BRIEF
Return a copy of every line in the records that includes the word "ALBERTO".

MATERIAL PROVIDED
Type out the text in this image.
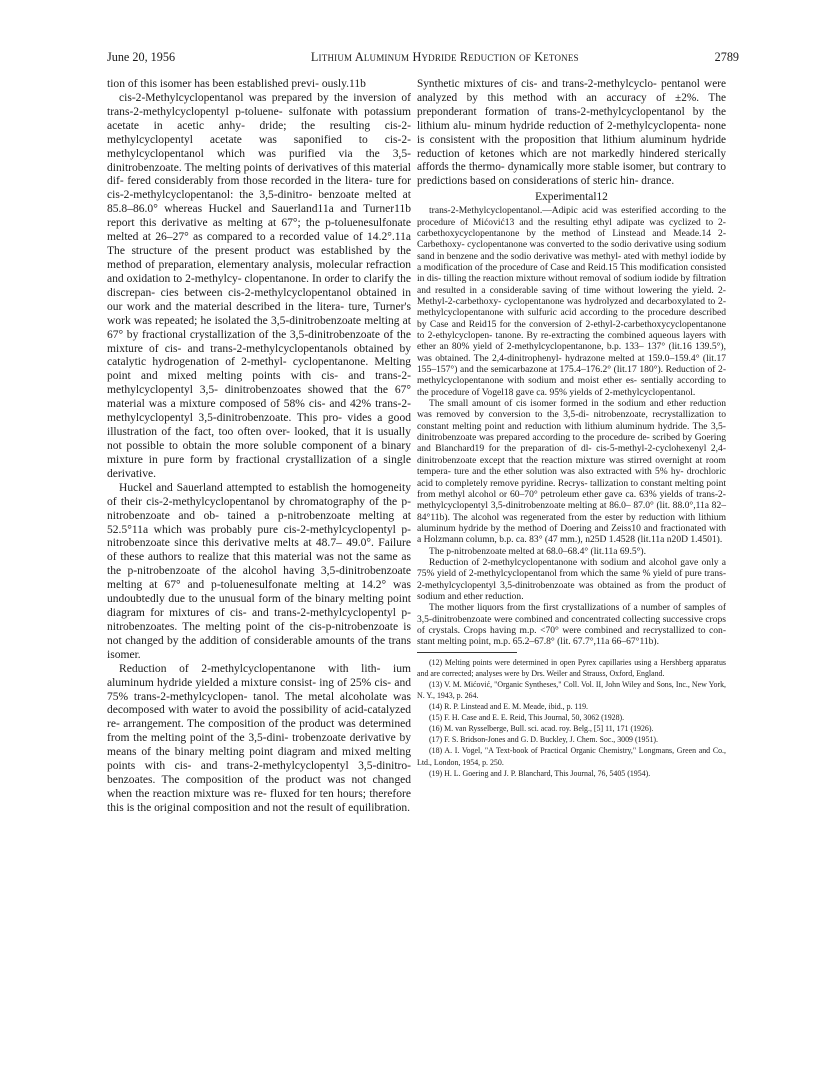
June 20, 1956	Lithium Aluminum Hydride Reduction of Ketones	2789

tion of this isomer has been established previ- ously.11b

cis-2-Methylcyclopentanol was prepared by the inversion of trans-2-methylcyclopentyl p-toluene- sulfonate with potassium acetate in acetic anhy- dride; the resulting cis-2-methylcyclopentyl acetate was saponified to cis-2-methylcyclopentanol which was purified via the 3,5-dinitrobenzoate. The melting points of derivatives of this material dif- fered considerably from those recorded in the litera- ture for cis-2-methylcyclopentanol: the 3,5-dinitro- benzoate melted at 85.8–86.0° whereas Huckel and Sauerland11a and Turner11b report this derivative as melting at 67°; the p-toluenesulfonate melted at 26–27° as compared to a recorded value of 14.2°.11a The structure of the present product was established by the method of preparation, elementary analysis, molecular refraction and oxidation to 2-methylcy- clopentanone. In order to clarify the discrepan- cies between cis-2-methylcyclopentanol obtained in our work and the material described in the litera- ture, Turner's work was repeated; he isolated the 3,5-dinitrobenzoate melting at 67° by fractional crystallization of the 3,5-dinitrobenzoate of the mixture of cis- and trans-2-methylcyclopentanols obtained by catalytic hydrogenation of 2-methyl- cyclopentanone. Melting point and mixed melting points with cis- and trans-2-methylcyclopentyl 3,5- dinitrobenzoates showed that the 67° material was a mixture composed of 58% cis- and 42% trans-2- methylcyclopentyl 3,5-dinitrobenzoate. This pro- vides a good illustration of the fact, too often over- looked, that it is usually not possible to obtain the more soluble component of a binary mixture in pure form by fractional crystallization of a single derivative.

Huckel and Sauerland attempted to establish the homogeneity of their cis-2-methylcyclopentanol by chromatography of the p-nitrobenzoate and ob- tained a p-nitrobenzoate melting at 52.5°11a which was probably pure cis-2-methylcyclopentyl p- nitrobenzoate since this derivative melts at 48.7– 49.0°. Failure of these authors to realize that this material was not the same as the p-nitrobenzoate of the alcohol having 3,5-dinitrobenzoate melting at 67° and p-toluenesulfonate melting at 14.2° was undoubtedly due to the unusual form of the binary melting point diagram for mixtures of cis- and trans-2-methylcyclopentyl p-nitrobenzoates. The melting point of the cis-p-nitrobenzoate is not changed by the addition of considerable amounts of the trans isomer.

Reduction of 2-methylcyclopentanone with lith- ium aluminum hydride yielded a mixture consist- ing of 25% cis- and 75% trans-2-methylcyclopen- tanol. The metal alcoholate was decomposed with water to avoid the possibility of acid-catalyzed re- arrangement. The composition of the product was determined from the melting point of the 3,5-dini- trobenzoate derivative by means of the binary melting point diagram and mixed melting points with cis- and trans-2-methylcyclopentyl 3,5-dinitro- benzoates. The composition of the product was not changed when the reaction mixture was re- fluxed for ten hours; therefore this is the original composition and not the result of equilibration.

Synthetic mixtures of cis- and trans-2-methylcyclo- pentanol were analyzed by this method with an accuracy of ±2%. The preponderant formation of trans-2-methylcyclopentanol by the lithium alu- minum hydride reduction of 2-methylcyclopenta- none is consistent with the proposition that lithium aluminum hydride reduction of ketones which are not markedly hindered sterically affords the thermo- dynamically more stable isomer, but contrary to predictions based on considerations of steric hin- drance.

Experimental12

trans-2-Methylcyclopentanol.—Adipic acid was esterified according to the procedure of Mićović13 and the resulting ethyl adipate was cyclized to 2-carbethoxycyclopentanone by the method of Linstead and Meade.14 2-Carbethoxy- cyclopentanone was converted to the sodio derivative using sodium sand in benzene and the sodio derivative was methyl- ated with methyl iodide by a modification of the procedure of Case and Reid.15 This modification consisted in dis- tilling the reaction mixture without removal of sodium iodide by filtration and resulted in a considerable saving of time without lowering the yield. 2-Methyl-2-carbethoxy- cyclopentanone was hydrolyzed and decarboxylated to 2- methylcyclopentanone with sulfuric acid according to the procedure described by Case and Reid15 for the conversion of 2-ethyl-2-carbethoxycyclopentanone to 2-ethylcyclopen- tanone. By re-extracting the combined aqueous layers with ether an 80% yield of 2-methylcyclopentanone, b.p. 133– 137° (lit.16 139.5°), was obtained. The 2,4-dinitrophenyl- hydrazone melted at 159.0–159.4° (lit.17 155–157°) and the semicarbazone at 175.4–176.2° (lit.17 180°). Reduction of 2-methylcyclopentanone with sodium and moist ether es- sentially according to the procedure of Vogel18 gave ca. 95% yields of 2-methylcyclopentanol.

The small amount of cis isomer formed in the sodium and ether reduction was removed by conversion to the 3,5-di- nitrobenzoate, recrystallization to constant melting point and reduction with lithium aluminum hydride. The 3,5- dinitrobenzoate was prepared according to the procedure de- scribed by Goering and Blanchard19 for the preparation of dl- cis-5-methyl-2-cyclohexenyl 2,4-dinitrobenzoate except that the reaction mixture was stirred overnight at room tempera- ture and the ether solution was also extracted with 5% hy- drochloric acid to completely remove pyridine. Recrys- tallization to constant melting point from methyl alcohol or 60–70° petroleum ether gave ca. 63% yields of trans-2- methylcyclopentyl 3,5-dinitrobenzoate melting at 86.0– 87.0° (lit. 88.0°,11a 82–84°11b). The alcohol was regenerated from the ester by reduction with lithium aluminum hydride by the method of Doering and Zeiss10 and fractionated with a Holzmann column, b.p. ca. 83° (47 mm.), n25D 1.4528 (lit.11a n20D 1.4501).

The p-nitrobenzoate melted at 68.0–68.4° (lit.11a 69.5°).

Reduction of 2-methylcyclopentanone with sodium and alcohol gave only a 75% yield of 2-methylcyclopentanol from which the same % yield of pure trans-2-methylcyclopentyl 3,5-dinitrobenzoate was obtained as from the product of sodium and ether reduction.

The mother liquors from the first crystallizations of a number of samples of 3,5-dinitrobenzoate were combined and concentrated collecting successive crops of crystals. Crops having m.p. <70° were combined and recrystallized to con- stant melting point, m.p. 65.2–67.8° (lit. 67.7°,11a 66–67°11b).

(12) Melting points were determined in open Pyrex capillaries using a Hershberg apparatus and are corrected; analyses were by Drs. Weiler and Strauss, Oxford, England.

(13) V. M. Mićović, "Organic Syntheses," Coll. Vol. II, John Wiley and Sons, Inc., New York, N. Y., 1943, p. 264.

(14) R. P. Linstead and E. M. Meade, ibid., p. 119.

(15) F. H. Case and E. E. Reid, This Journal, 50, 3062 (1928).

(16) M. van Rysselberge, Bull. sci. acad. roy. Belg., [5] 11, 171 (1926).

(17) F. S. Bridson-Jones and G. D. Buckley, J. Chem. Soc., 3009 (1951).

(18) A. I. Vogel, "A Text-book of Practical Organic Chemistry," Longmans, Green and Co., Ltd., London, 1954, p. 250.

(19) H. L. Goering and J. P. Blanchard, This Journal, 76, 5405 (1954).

...

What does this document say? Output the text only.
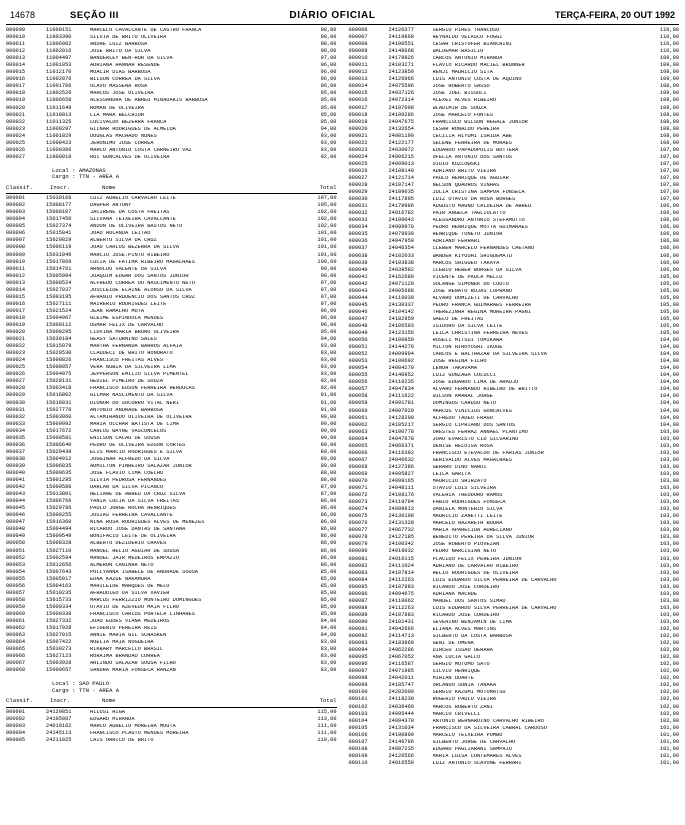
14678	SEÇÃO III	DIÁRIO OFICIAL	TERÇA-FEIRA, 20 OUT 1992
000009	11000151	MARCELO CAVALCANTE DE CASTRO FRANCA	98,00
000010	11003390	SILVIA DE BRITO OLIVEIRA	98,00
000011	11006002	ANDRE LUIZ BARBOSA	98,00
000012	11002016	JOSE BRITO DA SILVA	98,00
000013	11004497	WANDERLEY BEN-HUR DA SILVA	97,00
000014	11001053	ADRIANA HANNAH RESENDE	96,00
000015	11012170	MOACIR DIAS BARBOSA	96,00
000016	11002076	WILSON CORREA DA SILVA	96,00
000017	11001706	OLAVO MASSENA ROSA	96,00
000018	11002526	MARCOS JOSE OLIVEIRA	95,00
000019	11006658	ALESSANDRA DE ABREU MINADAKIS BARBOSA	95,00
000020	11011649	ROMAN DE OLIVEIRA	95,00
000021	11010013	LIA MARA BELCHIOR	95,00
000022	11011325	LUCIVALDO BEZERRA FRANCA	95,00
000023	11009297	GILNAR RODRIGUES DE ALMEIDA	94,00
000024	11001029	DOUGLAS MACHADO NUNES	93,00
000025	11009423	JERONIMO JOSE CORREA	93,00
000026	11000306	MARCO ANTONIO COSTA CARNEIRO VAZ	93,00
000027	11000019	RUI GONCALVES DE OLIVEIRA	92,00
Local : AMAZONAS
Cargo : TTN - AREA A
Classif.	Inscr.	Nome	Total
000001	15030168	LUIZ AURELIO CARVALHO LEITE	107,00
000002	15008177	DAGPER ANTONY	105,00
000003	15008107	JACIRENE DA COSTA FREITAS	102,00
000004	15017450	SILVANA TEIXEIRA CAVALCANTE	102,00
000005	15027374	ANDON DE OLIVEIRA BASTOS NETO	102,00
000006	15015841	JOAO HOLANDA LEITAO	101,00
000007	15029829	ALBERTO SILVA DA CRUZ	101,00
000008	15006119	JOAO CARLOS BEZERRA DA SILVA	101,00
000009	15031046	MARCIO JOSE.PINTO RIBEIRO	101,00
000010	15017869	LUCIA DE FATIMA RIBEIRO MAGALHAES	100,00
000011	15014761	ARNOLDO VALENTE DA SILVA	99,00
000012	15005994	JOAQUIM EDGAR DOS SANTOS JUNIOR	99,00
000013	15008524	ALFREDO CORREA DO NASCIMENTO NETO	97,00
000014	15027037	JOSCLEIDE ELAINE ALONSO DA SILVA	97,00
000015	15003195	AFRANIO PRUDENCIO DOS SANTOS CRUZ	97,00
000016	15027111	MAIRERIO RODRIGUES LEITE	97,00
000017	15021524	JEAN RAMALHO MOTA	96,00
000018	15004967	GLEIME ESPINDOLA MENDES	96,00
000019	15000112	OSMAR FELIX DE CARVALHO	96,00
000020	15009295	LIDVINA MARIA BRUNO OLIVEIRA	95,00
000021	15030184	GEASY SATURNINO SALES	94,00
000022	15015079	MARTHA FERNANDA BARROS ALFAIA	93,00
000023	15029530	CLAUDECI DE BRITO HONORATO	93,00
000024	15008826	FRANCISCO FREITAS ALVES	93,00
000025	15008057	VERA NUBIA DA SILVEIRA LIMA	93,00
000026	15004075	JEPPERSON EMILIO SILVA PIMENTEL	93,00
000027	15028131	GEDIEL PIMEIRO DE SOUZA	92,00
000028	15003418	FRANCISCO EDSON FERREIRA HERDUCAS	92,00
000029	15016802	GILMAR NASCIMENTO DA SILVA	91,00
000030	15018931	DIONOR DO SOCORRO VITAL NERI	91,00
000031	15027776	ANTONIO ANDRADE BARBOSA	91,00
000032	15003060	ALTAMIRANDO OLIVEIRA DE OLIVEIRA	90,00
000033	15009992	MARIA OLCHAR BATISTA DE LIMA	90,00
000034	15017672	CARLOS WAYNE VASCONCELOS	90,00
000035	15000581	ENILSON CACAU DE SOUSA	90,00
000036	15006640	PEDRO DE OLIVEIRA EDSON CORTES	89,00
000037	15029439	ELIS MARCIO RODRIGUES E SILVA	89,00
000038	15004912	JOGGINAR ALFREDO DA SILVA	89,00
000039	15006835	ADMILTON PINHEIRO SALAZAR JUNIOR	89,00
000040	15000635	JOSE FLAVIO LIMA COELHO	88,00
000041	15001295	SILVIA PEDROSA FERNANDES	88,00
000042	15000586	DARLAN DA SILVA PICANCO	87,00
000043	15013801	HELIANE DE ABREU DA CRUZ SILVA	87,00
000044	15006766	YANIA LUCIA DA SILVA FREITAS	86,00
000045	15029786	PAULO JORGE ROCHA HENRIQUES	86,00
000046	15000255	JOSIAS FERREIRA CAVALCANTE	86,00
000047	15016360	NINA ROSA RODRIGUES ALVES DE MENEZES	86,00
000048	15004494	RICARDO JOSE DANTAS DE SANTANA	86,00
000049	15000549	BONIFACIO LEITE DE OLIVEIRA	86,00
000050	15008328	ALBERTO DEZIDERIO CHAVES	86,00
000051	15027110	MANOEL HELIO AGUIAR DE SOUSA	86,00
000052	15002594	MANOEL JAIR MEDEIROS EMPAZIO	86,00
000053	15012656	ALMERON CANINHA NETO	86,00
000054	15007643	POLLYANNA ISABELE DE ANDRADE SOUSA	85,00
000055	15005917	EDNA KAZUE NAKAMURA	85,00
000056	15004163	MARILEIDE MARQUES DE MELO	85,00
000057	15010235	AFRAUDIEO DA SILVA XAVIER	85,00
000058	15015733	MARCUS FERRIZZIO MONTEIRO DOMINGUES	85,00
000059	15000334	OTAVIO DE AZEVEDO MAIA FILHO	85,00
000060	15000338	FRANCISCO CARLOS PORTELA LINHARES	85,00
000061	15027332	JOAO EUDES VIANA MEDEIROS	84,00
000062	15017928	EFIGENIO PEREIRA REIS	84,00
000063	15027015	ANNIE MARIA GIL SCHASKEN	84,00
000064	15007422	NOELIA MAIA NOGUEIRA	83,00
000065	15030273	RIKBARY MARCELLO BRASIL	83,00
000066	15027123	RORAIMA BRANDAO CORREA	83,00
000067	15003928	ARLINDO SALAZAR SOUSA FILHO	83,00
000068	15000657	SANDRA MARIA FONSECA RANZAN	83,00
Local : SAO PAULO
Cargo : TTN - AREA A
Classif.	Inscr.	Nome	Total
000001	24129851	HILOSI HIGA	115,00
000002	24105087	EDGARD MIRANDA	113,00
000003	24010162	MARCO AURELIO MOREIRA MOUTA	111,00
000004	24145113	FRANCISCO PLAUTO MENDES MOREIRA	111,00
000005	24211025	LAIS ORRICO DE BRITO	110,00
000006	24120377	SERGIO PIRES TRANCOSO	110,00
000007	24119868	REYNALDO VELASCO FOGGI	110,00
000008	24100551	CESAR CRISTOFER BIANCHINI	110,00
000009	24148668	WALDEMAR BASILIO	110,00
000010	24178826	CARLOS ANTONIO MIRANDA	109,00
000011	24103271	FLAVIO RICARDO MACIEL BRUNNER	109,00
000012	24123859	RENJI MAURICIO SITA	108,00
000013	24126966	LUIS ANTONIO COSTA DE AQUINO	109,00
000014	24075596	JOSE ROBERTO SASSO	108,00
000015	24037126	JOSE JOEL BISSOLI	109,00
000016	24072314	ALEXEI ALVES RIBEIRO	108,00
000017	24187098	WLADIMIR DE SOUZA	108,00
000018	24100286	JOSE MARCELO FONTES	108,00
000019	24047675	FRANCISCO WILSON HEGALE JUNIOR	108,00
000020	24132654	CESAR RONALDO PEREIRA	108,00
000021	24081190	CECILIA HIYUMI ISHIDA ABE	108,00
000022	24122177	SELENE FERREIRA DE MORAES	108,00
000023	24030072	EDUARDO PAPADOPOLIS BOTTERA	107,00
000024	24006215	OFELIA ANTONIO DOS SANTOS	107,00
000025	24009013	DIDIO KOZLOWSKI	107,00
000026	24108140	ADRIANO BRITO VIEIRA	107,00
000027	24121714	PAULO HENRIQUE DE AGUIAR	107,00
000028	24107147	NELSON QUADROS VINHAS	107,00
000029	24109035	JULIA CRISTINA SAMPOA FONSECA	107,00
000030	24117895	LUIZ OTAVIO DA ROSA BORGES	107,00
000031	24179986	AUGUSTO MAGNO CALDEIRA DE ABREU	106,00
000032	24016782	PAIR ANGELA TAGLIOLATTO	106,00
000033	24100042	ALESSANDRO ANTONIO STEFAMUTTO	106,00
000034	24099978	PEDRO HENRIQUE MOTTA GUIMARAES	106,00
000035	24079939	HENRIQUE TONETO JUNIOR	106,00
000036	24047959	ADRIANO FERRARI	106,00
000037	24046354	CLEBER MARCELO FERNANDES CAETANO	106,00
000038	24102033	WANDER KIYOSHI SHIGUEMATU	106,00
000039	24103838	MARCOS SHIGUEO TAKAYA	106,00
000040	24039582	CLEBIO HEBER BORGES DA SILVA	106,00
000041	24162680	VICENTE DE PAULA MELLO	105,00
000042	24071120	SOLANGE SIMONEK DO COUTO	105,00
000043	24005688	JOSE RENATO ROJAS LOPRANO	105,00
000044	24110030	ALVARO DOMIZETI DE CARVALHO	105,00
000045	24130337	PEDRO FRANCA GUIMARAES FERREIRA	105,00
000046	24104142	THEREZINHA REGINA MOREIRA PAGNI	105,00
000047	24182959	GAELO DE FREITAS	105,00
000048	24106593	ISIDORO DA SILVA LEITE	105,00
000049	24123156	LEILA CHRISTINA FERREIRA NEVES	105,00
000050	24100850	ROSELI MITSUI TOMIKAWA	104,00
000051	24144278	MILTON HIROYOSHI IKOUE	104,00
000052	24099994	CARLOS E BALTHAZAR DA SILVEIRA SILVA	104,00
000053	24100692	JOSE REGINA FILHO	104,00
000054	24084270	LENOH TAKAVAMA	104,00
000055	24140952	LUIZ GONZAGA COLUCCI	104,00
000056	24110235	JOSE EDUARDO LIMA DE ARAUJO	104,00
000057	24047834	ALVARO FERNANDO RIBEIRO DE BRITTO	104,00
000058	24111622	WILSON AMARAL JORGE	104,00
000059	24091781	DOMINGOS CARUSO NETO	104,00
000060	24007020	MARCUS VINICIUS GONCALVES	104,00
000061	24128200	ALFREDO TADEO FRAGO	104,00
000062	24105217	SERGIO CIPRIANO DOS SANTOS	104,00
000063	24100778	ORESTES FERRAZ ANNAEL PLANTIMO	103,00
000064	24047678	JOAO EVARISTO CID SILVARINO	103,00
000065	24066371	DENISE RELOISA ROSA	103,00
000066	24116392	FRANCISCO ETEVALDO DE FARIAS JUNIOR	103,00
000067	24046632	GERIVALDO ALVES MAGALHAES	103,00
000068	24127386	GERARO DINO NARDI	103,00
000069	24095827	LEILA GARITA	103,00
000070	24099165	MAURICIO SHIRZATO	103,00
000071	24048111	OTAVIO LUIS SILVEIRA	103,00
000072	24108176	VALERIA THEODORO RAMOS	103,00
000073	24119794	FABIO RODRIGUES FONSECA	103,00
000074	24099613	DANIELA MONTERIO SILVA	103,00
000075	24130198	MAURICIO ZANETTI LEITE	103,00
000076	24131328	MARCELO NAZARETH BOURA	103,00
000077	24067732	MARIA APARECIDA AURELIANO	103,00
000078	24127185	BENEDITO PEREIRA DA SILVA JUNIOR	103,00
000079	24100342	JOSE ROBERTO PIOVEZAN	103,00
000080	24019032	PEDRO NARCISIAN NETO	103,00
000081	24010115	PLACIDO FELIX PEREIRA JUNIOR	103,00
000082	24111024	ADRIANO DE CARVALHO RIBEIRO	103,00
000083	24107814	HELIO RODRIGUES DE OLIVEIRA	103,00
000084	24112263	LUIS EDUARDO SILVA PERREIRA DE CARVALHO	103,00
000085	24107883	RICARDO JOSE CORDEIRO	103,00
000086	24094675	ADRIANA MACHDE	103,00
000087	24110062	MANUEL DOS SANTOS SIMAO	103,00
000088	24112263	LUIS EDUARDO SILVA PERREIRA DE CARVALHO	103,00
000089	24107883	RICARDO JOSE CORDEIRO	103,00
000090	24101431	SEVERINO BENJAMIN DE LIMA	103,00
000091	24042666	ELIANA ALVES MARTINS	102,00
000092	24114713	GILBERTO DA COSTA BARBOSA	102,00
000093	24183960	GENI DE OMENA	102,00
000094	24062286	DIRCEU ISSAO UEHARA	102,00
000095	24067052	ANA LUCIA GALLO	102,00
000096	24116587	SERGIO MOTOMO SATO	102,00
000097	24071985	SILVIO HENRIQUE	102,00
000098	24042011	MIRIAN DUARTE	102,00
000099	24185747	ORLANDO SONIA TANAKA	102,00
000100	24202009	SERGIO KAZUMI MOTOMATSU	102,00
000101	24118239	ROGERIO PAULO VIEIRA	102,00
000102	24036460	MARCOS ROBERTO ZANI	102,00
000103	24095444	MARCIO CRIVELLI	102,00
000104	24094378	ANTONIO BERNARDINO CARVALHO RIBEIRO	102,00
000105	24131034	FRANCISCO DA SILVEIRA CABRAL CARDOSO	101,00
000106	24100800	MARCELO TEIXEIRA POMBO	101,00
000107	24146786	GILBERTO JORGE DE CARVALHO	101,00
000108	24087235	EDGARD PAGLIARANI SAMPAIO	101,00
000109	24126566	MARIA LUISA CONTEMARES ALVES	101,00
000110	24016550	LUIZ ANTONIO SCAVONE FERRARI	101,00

SOLUTION
000007	15029829	ALBERTO SILVA DA CRUZ	101,00
000050	15008328	ALBERTO DEZIDERIO CHAVES	86,00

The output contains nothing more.